— begin Listed records —
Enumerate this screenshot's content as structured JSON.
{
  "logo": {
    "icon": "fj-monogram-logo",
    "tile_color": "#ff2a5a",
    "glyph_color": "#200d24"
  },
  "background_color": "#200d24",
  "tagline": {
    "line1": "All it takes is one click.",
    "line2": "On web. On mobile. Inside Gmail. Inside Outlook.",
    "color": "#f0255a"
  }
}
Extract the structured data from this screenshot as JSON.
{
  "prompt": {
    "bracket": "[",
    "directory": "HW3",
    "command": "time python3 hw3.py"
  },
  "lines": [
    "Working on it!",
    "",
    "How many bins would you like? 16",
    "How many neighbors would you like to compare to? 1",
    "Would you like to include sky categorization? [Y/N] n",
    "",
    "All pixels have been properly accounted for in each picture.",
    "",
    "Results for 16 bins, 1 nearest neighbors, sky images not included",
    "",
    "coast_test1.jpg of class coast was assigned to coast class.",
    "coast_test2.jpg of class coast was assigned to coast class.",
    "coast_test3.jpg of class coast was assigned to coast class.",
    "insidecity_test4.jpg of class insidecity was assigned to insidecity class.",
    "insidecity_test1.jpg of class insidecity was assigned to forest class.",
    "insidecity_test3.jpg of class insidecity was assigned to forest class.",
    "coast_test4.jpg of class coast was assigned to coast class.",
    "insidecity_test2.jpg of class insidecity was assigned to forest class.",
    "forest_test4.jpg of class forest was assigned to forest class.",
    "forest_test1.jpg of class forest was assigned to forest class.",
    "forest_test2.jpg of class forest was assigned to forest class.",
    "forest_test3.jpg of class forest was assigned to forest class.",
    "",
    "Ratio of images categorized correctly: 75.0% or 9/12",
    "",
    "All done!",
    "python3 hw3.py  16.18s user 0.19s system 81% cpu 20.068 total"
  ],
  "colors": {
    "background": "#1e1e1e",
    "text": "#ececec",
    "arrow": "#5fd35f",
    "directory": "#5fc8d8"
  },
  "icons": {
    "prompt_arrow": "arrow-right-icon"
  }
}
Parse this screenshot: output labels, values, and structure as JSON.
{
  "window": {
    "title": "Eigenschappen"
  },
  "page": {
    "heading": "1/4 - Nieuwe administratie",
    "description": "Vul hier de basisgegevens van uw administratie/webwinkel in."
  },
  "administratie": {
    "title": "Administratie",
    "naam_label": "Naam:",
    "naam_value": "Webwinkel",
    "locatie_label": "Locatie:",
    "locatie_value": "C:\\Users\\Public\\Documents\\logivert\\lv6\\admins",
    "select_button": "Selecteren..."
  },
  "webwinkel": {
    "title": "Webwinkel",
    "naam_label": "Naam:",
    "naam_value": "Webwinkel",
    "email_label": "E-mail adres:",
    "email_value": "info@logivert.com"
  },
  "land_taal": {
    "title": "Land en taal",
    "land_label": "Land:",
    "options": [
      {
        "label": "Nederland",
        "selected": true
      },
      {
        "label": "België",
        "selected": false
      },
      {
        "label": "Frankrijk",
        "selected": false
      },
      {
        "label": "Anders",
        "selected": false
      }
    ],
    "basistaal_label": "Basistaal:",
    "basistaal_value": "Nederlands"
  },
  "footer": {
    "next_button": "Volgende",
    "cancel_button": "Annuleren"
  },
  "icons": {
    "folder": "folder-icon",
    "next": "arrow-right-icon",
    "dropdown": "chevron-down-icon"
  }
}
— end Listed records —
* [Goal of the exercise]
Copy every line of the records above that holds the word "logivert".

* [Written response]
    "locatie_value": "C:\\Users\\Public\\Documents\\logivert\\lv6\\admins",
    "email_value": "info@logivert.com"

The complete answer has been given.